◆ DO THIS
Using the records below, locate all lines containing "Southern" and return them.

◆ DATA TO PROCESS

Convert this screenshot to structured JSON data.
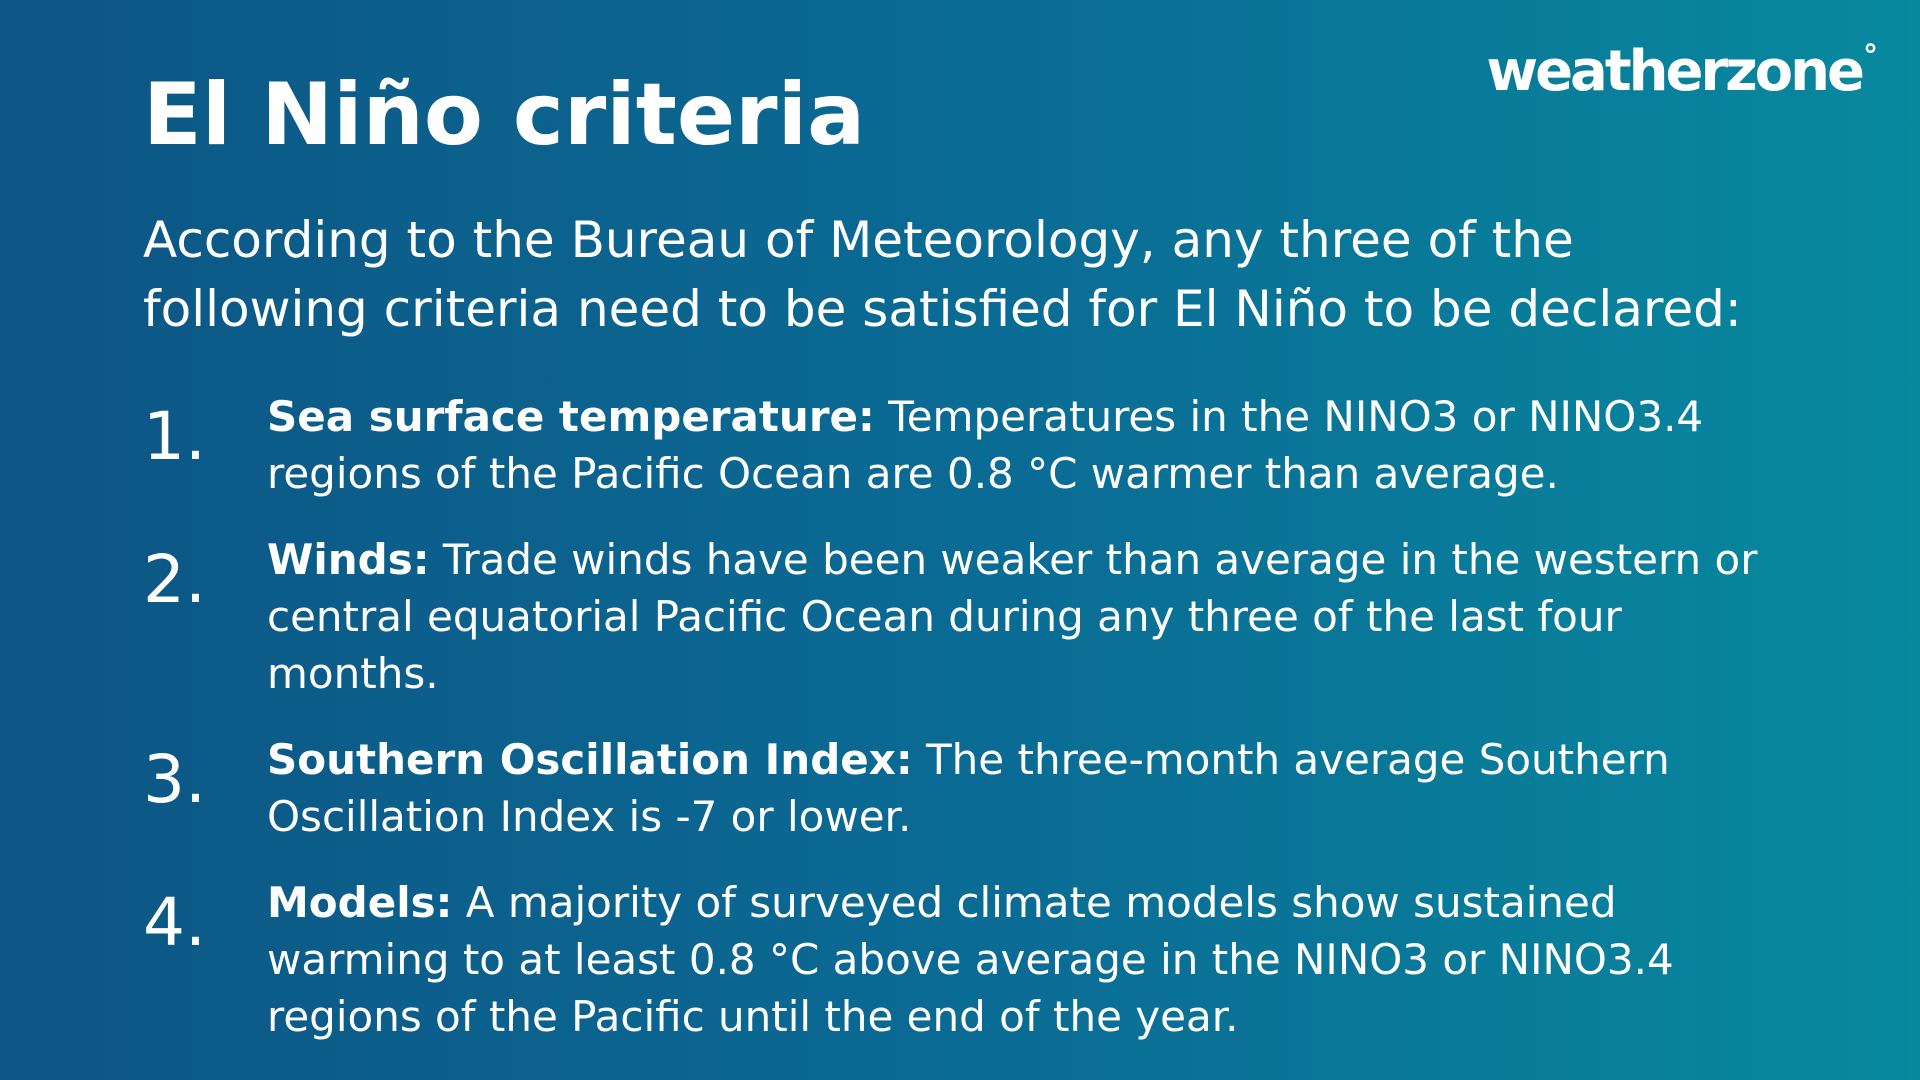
{
  "brand": {
    "logo_text": "weatherzone",
    "logo_degree": "°"
  },
  "title": "El Niño criteria",
  "intro": "According to the Bureau of Meteorology, any three of the following criteria need to be satisfied for El Niño to be declared:",
  "criteria": [
    {
      "number": "1.",
      "heading": "Sea surface temperature:",
      "text": "Temperatures in the NINO3 or NINO3.4 regions of the Pacific Ocean are 0.8 °C warmer than average."
    },
    {
      "number": "2.",
      "heading": "Winds:",
      "text": "Trade winds have been weaker than average in the western or central equatorial Pacific Ocean during any three of the last four months."
    },
    {
      "number": "3.",
      "heading": "Southern Oscillation Index:",
      "text": "The three-month average Southern Oscillation Index is -7 or lower."
    },
    {
      "number": "4.",
      "heading": "Models:",
      "text": "A majority of surveyed climate models show sustained warming to at least 0.8 °C above average in the NINO3 or NINO3.4 regions of the Pacific until the end of the year."
    }
  ]
}
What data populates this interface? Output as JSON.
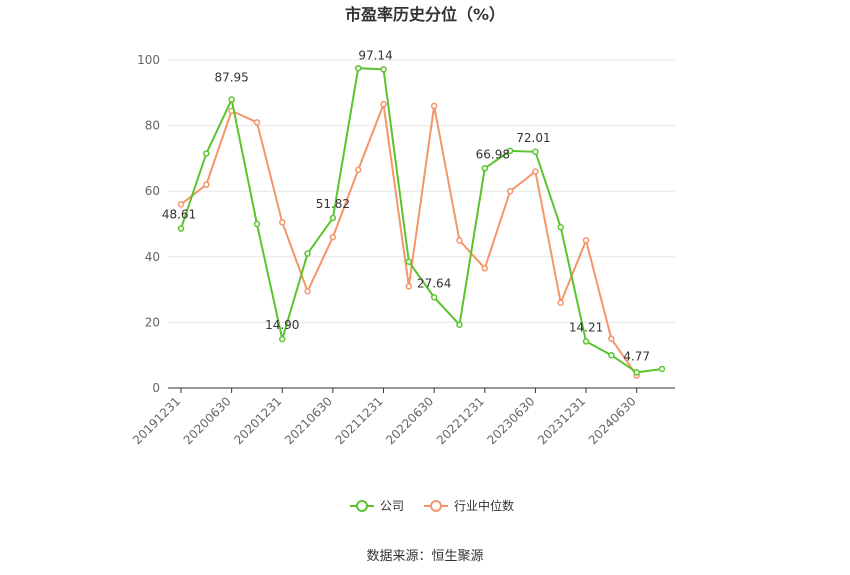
{
  "chart_data": {
    "type": "line",
    "title": "市盈率历史分位（%）",
    "source": "数据来源：恒生聚源",
    "x": [
      "20191231",
      "20200331",
      "20200630",
      "20200930",
      "20201231",
      "20210331",
      "20210630",
      "20210930",
      "20211231",
      "20220331",
      "20220630",
      "20220930",
      "20221231",
      "20230331",
      "20230630",
      "20230930",
      "20231231",
      "20240331",
      "20240630",
      "20240930"
    ],
    "x_tick_labels": [
      "20191231",
      "20200630",
      "20201231",
      "20210630",
      "20211231",
      "20220630",
      "20221231",
      "20230630",
      "20231231",
      "20240630"
    ],
    "y_ticks": [
      0,
      20,
      40,
      60,
      80,
      100
    ],
    "ylim": [
      0,
      100
    ],
    "grid": true,
    "legend_position": "bottom",
    "series": [
      {
        "name": "公司",
        "color": "#5bc42d",
        "values": [
          48.61,
          71.5,
          87.95,
          50.0,
          14.9,
          41.0,
          51.82,
          97.5,
          97.14,
          38.5,
          27.64,
          19.3,
          66.98,
          72.3,
          72.01,
          49.0,
          14.21,
          10.0,
          4.77,
          5.8
        ],
        "labels": {
          "0": "48.61",
          "2": "87.95",
          "4": "14.90",
          "6": "51.82",
          "8": "97.14",
          "10": "27.64",
          "12": "66.98",
          "14": "72.01",
          "16": "14.21",
          "18": "4.77"
        }
      },
      {
        "name": "行业中位数",
        "color": "#f4956a",
        "values": [
          56.0,
          62.0,
          84.5,
          81.0,
          50.5,
          29.5,
          46.0,
          66.5,
          86.5,
          31.0,
          86.0,
          45.0,
          36.5,
          60.0,
          66.0,
          26.0,
          45.0,
          15.0,
          3.8,
          null
        ]
      }
    ]
  }
}
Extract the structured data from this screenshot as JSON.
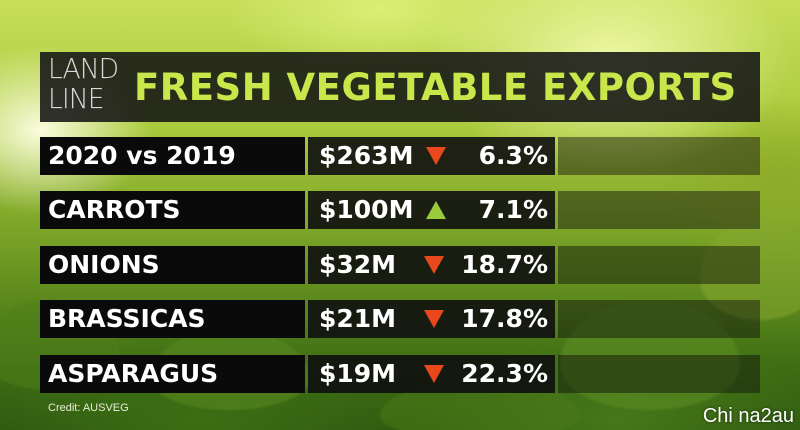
{
  "logo": {
    "line1": "LAND",
    "line2": "LINE"
  },
  "title": "FRESH VEGETABLE EXPORTS",
  "rows": [
    {
      "name": "2020 vs 2019",
      "value": "$263M",
      "direction": "down",
      "change": "6.3%"
    },
    {
      "name": "CARROTS",
      "value": "$100M",
      "direction": "up",
      "change": "7.1%"
    },
    {
      "name": "ONIONS",
      "value": "$32M",
      "direction": "down",
      "change": "18.7%"
    },
    {
      "name": "BRASSICAS",
      "value": "$21M",
      "direction": "down",
      "change": "17.8%"
    },
    {
      "name": "ASPARAGUS",
      "value": "$19M",
      "direction": "down",
      "change": "22.3%"
    }
  ],
  "credit": "Credit: AUSVEG",
  "watermark": "Chi na2au",
  "colors": {
    "title": "#c9e64a",
    "up": "#9acb3c",
    "down": "#e8481c"
  }
}
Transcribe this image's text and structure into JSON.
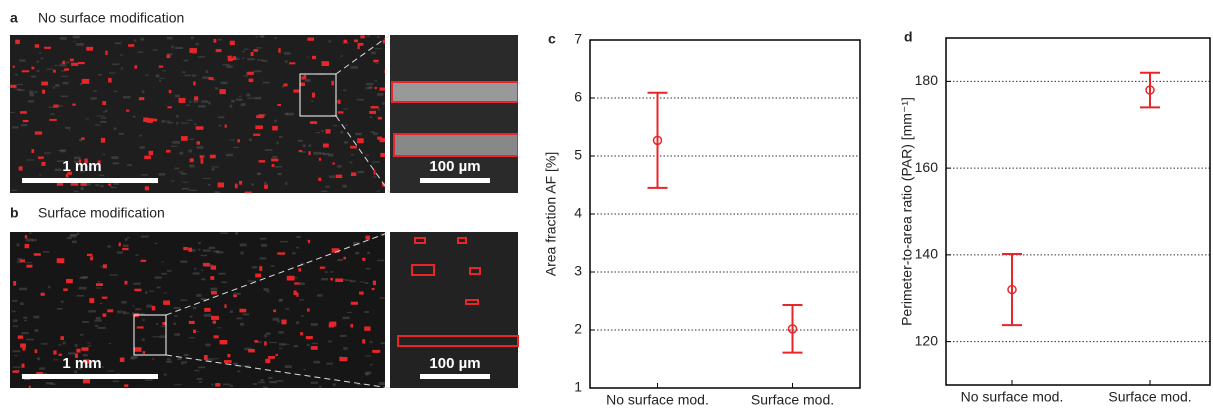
{
  "panels": {
    "a": {
      "label": "a",
      "title": "No surface modification",
      "scale_main": "1 mm",
      "scale_inset": "100 µm"
    },
    "b": {
      "label": "b",
      "title": "Surface modification",
      "scale_main": "1 mm",
      "scale_inset": "100 µm"
    }
  },
  "chart_data": [
    {
      "type": "errorbar",
      "panel_label": "c",
      "y_label": "Area fraction AF [%]",
      "categories": [
        "No surface mod.",
        "Surface mod."
      ],
      "values": [
        5.27,
        2.02
      ],
      "errors": [
        0.82,
        0.41
      ],
      "color": "#e8262a",
      "ylim": [
        1,
        7
      ],
      "yticks": [
        1,
        2,
        3,
        4,
        5,
        6,
        7
      ],
      "grid": true
    },
    {
      "type": "errorbar",
      "panel_label": "d",
      "y_label": "Perimeter-to-area ratio (PAR) [mm⁻¹]",
      "categories": [
        "No surface mod.",
        "Surface mod."
      ],
      "values": [
        132,
        178
      ],
      "errors": [
        8.2,
        4
      ],
      "color": "#e8262a",
      "ylim": [
        110,
        190
      ],
      "yticks": [
        120,
        140,
        160,
        180
      ],
      "grid": true
    }
  ]
}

◆ SOLUTION FOR THIS EXERCISE
      "heading": "Southern Oscillation Index:",
      "text": "The three-month average Southern Oscillation Index is -7 or lower."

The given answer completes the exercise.